● **Records for processing**

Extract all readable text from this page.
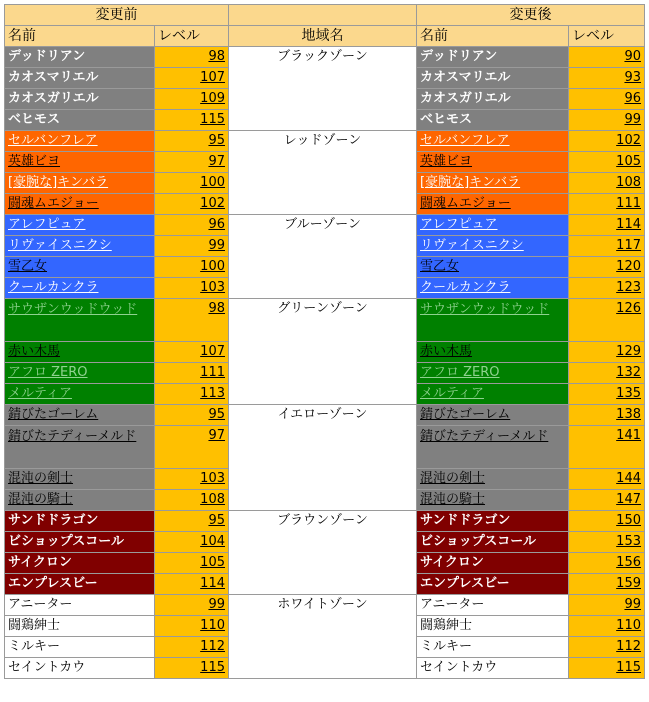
変更前			変更後	
名前	レベル	地域名	名前	レベル
デッドリアン	98	ブラックゾーン	デッドリアン	90
カオスマリエル	107		カオスマリエル	93
カオスガリエル	109		カオスガリエル	96
ベヒモス	115		ベヒモス	99
セルバンフレア	95	レッドゾーン	セルバンフレア	102
英雄ビヨ	97		英雄ビヨ	105
[豪腕な]キンバラ	100		[豪腕な]キンバラ	108
闘魂ムエジョー	102		闘魂ムエジョー	111
アレフピュア	96	ブルーゾーン	アレフピュア	114
リヴァイスニクシ	99		リヴァイスニクシ	117
雪乙女	100		雪乙女	120
クールカンクラ	103		クールカンクラ	123
サウザンウッドウッド	98	グリーンゾーン	サウザンウッドウッド	126
赤い木馬	107		赤い木馬	129
アフロ ZERO	111		アフロ ZERO	132
メルティア	113		メルティア	135
錆びたゴーレム	95	イエローゾーン	錆びたゴーレム	138
錆びたテディーメルド	97		錆びたテディーメルド	141
混沌の剣士	103		混沌の剣士	144
混沌の騎士	108		混沌の騎士	147
サンドドラゴン	95	ブラウンゾーン	サンドドラゴン	150
ビショップスコール	104		ビショップスコール	153
サイクロン	105		サイクロン	156
エンプレスビー	114		エンプレスビー	159
アニーター	99	ホワイトゾーン	アニーター	99
闘鶏紳士	110		闘鶏紳士	110
ミルキー	112		ミルキー	112
セイントカウ	115		セイントカウ	115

● **Stated goal**
Give the entries again without a single change, but with no pictures.

● **Exercise result**
Extract all readable text from this page.
変更前			変更後	
名前	レベル	地域名	名前	レベル
デッドリアン	98	ブラックゾーン	デッドリアン	90
カオスマリエル	107		カオスマリエル	93
カオスガリエル	109		カオスガリエル	96
ベヒモス	115		ベヒモス	99
セルバンフレア	95	レッドゾーン	セルバンフレア	102
英雄ビヨ	97		英雄ビヨ	105
[豪腕な]キンバラ	100		[豪腕な]キンバラ	108
闘魂ムエジョー	102		闘魂ムエジョー	111
アレフピュア	96	ブルーゾーン	アレフピュア	114
リヴァイスニクシ	99		リヴァイスニクシ	117
雪乙女	100		雪乙女	120
クールカンクラ	103		クールカンクラ	123
サウザンウッドウッド	98	グリーンゾーン	サウザンウッドウッド	126
赤い木馬	107		赤い木馬	129
アフロ ZERO	111		アフロ ZERO	132
メルティア	113		メルティア	135
錆びたゴーレム	95	イエローゾーン	錆びたゴーレム	138
錆びたテディーメルド	97		錆びたテディーメルド	141
混沌の剣士	103		混沌の剣士	144
混沌の騎士	108		混沌の騎士	147
サンドドラゴン	95	ブラウンゾーン	サンドドラゴン	150
ビショップスコール	104		ビショップスコール	153
サイクロン	105		サイクロン	156
エンプレスビー	114		エンプレスビー	159
アニーター	99	ホワイトゾーン	アニーター	99
闘鶏紳士	110		闘鶏紳士	110
ミルキー	112		ミルキー	112
セイントカウ	115		セイントカウ	115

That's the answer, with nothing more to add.